Among the editors was Martinique poet and playwright Aimé Césaire who
articulated a surrealist version of Black Nationalism that influenced
many black intellectuals, including esteemed contemporary
African-American historian Robin D.G. Kelley whose articles can be found
in Surrealist Subversions.
Another editorial board member at VVV was Philip Lamantia, who was to
become best known as a leading figure of the new poetry of the 1940s and
50s that included the beats and the San Francisco Renaissance writers.
It would not be much of a stretch to argue that Lamantia represents a
link in the chain between the counter-culture of the 1930s and that of
the 1960s. He eventually hooked up with Arsenal, along with fellow beat
poet and African-American Ted Joans.
It is also not too far of a stretch to see Rosemont's journal as
constituting a link between the an important sector of the contemporary
radicalization that began in the 1960s with earlier strands going back
to the 1930s and earlier, with the left wing of the beat generation
constituting an important bridge between the two epochs.
Ron Sakolsky's introduction does a fine job of identifying both the
importance of Franklin Rosemont in keeping the surrealist tradition
alive and the particular circumstances of his conversion to this radical
cultural movement that will be instantly recognizable to anybody from
the generation of baby boomers who rejected everything that American
consumerism stood for.
Born in 1944, Franklin Rosemont had two parents who would obviously be a
counterforce against any tendency to drift into the kind of narcissistic
estheticism that characterized the worst of European surrealism. His
father Henry was an activist in the Chicago area with the Typographical
Union and who played a leading role in the 22-month newspaper strike of
1947–1949. Not only did he edit the strike newspaper, he wrote scripts
for the strikers' daily WCFL radio show "Meet the Union Printers." His
mother Sally was a jazz musician who played at local speakeasies in the
1920s. Decades later she became president of a trade union local for
female musicians.
Rosemont first ran into surrealism in 1959 as a bored fifteen-year-old
high school student in Maywood, a Chicago suburb. While browsing through
a literature anthology, he ran into Paul Eluard's surrealist proverb,
"Elephants are contagious," which he found irresistible. He said, "The
sudden appearance of that wild image had an extraordinary impact on me.
For me, those three words opened the door to the wonders and
possibilities of language." I would only add that similar experiences
were happening for many other high-school students at this time, who
were looking for an alternative to the conformity and materialism of the
period. In most cases, this took the form of avant-garde poetry of one
sort or another rather than radical politics. For me, the short stories
of James Joyce served more or less the same purpose until I ran into
beat literature. For many beginning to adopt the stance of cultural
rebel, the transition to political rebellion would be seamless.

§ Required work
[1] In the records below, reproduce every line from the one containing "url-text: https://www.lider-bet.com/m/ka/sport [238,82,513,102]" through the one containing "slip-total-odds: 1.64 [211,120,388,165]", with both of those lines included.
[2] Write a continuation of the passage on Franklin Rosemont and surrealism, starting after its last sentence.

Visual layout annotation data:

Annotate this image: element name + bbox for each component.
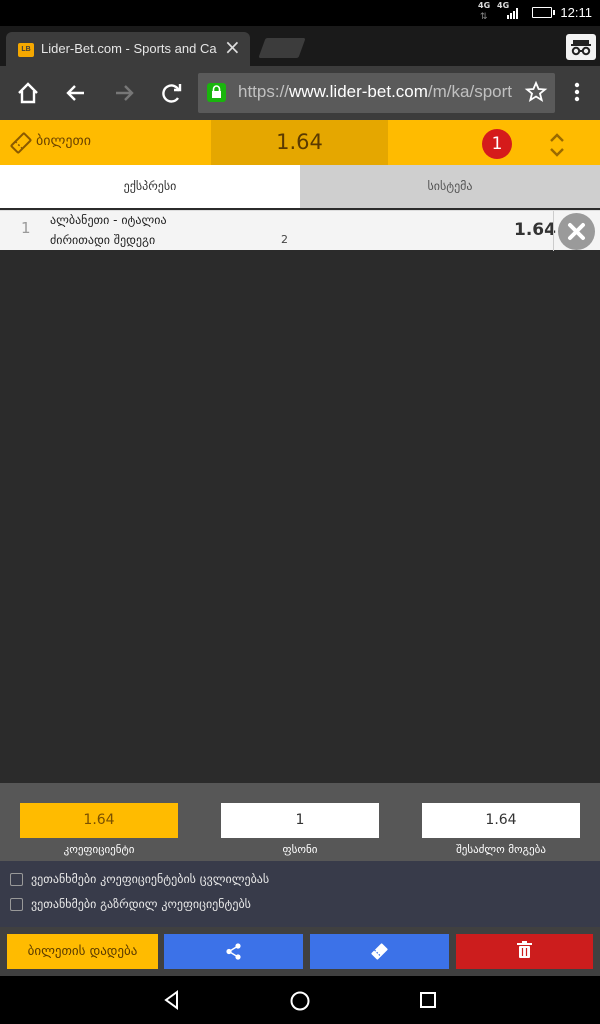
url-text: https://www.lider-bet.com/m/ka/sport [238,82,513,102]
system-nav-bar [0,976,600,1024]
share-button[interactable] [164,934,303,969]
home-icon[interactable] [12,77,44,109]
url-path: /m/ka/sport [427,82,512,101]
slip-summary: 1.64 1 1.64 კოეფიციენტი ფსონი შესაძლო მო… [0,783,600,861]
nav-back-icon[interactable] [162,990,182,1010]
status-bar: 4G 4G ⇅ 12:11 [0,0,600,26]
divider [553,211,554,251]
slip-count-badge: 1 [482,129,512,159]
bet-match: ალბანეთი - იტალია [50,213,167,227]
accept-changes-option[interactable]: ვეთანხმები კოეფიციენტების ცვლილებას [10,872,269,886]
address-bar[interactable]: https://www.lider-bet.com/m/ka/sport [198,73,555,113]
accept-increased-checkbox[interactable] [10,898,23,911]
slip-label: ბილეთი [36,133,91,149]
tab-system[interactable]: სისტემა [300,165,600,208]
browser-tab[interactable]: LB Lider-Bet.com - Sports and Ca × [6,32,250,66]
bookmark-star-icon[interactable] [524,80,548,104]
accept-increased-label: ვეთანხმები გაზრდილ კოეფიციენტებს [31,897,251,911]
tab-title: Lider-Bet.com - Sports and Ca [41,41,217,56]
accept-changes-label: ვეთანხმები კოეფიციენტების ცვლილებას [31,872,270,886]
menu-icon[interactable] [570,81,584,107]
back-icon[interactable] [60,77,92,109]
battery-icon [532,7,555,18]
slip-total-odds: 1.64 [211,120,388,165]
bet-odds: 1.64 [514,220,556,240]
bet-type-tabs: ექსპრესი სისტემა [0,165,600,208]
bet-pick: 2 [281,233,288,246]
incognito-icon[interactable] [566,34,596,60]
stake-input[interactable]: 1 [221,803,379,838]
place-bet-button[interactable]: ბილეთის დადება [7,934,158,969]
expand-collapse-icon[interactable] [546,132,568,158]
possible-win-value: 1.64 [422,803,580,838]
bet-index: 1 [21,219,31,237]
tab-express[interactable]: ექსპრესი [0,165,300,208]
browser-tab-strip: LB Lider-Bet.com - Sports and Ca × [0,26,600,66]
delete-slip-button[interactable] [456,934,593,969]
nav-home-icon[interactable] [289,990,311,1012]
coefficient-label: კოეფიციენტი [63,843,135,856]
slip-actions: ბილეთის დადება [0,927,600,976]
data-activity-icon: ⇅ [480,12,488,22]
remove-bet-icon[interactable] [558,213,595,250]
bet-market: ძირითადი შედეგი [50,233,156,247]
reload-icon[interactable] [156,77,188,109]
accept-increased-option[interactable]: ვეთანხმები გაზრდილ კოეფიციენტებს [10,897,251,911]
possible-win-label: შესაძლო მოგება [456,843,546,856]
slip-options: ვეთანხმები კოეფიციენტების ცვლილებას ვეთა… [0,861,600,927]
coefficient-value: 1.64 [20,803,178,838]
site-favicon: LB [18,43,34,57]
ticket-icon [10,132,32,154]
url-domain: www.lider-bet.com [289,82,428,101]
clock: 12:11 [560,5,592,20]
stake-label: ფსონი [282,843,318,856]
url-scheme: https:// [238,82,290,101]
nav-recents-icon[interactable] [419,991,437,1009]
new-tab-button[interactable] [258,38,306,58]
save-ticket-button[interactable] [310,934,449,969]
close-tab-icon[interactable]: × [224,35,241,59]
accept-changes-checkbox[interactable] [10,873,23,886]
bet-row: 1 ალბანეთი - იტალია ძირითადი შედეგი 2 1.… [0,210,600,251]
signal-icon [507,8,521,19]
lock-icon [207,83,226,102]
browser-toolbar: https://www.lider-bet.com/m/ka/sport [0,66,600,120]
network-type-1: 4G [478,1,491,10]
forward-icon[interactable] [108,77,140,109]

§ Exercise responses
[1]
url-text: https://www.lider-bet.com/m/ka/sport [238,82,513,102]
system-nav-bar [0,976,600,1024]
share-button[interactable] [164,934,303,969]
home-icon[interactable] [12,77,44,109]
url-path: /m/ka/sport [427,82,512,101]
slip-summary: 1.64 1 1.64 კოეფიციენტი ფსონი შესაძლო მო… [0,783,600,861]
nav-back-icon[interactable] [162,990,182,1010]
status-bar: 4G 4G ⇅ 12:11 [0,0,600,26]
divider [553,211,554,251]
slip-count-badge: 1 [482,129,512,159]
bet-match: ალბანეთი - იტალია [50,213,167,227]
accept-changes-option[interactable]: ვეთანხმები კოეფიციენტების ცვლილებას [10,872,269,886]
address-bar[interactable]: https://www.lider-bet.com/m/ka/sport [198,73,555,113]
accept-increased-checkbox[interactable] [10,898,23,911]
slip-label: ბილეთი [36,133,91,149]
tab-system[interactable]: სისტემა [300,165,600,208]
browser-tab[interactable]: LB Lider-Bet.com - Sports and Ca × [6,32,250,66]
bookmark-star-icon[interactable] [524,80,548,104]
accept-increased-label: ვეთანხმები გაზრდილ კოეფიციენტებს [31,897,251,911]
tab-title: Lider-Bet.com - Sports and Ca [41,41,217,56]
accept-changes-label: ვეთანხმები კოეფიციენტების ცვლილებას [31,872,270,886]
menu-icon[interactable] [570,81,584,107]
back-icon[interactable] [60,77,92,109]
battery-icon [532,7,555,18]
slip-total-odds: 1.64 [211,120,388,165]

[2]
Soon Rosemont dropped out of high school and began hanging out at
Chicago's Art Institute Library, trying to absorb as much of surrealism
as he could. In addition to these influences, he paid close attention to
the civil rights movement in the South and the Cuban revolution.
Jazz — especially the crypto-surrealist expressions of Thelonious
Monk — also helped to shape his perception of the world. In the late
1950s and early 60s, bebop was still going strong. Strolling around
Greenwich Village, one could find the graffiti "Bird Lives" all over the
place.
Eventually Rosemont would discover Jack Kerouac, just as I had in 1960.
Taking Kerouac's "On the Road" as an inspiration, the teenager
hitchhiked 20,000 miles around the USA and Mexico. In 1960, he landed up
in San Francisco's North Beach, where the beat generation's poetry
renaissance was in full swing. He received mail at anarchist/beat poet
Lawrence Ferlinghetti's City Lights and contributed to Bob Kaufman's
Beatitude magazine. (Despite the name, Kaufman was most likely the tenth
of thirteen children of an African American and part Jewish father and a
schoolteacher mother from an old New Orleans African American Catholic
family.)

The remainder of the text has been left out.